→ **DATA SUPPLIED**
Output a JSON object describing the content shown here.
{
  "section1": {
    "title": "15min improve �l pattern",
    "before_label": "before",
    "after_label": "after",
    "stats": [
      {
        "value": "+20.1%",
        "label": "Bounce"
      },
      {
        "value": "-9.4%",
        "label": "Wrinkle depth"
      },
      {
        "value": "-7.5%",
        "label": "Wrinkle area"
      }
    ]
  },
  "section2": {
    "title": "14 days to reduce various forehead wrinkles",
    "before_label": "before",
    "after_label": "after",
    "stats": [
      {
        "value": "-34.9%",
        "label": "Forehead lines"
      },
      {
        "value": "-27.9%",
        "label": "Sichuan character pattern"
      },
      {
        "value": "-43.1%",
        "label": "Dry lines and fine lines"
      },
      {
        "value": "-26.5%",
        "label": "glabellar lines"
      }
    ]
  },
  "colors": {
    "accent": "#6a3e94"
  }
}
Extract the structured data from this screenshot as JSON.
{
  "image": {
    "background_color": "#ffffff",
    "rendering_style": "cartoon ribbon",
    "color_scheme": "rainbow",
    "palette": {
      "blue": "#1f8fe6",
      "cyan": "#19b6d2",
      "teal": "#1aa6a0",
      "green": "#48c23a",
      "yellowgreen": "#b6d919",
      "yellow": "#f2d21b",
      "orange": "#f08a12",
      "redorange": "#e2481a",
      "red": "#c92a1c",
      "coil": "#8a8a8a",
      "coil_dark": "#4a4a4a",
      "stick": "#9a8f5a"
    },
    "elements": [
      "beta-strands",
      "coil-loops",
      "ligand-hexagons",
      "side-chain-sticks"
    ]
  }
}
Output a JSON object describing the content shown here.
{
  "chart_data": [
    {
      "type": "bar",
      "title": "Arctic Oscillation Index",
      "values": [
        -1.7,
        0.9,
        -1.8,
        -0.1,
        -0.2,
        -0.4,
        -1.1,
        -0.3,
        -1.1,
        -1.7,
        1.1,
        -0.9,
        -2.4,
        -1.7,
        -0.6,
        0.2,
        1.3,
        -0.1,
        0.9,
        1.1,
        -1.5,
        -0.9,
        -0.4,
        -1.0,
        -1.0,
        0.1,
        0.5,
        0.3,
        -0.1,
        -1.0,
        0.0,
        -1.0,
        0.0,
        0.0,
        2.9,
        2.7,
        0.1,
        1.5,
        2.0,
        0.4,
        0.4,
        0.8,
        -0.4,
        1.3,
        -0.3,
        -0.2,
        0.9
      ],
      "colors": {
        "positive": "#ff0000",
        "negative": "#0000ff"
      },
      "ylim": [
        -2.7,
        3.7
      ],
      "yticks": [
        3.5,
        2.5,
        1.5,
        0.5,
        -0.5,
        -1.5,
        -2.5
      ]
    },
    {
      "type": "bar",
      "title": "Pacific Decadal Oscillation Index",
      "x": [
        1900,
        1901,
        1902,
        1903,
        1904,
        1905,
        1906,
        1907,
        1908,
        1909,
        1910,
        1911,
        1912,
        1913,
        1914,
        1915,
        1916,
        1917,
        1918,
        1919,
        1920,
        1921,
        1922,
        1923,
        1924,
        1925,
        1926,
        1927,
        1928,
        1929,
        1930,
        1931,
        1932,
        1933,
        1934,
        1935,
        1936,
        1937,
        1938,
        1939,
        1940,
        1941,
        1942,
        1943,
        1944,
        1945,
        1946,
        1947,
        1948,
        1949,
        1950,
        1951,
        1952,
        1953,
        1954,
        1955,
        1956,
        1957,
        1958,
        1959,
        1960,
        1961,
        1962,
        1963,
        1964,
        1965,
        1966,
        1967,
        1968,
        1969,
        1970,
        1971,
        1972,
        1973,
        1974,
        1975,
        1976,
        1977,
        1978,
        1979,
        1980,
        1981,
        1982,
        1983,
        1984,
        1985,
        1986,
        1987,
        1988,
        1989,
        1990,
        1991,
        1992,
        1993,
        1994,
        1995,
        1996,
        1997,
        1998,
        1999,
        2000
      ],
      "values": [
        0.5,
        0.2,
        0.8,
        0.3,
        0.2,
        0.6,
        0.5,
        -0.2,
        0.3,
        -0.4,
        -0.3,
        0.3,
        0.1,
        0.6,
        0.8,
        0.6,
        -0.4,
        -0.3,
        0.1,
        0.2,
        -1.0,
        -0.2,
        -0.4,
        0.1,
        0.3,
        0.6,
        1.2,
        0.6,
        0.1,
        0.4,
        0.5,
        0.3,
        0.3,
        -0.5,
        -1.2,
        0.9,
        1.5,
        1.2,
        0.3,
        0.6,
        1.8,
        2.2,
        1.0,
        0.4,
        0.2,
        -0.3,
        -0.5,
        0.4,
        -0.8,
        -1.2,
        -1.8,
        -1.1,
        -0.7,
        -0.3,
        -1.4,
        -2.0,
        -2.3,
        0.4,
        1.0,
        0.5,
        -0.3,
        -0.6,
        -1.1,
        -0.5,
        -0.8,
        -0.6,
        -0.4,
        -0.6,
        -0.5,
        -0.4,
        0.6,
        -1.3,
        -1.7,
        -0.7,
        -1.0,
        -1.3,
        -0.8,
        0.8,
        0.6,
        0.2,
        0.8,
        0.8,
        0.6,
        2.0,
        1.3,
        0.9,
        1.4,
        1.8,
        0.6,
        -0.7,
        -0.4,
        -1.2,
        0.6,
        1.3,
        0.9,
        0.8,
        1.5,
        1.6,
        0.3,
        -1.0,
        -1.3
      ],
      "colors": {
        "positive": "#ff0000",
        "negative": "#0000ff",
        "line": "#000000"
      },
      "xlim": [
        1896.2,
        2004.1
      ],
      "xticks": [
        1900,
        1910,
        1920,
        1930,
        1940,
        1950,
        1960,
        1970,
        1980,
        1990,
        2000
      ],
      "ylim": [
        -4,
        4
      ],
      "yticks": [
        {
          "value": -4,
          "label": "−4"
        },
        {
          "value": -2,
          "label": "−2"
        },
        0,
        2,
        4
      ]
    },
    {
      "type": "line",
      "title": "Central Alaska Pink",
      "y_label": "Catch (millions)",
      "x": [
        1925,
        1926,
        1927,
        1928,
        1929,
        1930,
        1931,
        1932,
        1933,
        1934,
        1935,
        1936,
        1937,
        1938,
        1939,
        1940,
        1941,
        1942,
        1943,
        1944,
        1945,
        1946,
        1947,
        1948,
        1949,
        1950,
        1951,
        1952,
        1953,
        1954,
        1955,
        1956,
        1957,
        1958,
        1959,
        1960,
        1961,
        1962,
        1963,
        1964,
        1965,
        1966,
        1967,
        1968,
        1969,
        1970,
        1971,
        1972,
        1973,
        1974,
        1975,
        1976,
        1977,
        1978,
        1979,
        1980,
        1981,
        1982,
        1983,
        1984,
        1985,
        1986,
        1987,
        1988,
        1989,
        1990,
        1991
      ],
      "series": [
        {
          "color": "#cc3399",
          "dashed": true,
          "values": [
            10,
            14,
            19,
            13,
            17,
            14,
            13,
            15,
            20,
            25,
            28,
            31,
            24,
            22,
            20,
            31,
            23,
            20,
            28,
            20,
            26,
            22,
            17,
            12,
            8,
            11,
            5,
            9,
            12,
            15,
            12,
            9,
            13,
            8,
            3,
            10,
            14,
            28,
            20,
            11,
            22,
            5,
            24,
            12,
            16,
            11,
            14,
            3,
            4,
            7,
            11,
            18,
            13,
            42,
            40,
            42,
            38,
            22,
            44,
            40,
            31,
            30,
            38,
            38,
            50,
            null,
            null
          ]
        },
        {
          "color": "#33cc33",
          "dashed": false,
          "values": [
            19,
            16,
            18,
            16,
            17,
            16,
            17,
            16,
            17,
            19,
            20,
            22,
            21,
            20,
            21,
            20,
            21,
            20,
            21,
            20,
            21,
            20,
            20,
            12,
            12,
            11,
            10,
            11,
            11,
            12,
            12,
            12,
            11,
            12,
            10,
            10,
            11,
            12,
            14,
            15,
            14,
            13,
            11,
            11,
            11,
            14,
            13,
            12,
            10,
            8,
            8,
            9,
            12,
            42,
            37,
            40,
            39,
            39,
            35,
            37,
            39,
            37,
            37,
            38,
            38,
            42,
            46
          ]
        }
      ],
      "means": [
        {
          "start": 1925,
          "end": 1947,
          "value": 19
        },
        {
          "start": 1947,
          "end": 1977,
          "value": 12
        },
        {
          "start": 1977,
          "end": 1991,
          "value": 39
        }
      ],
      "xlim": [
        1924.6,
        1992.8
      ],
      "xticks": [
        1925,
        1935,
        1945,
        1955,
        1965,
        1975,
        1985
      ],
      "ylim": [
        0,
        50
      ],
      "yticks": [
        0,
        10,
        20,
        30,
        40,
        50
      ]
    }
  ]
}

→ **PROBLEM TO WORK ON**
Copy out every line from the records that has the word "Oscillation".

→ **WRITTEN REPLY**
      "title": "Arctic Oscillation Index",
      "title": "Pacific Decadal Oscillation Index",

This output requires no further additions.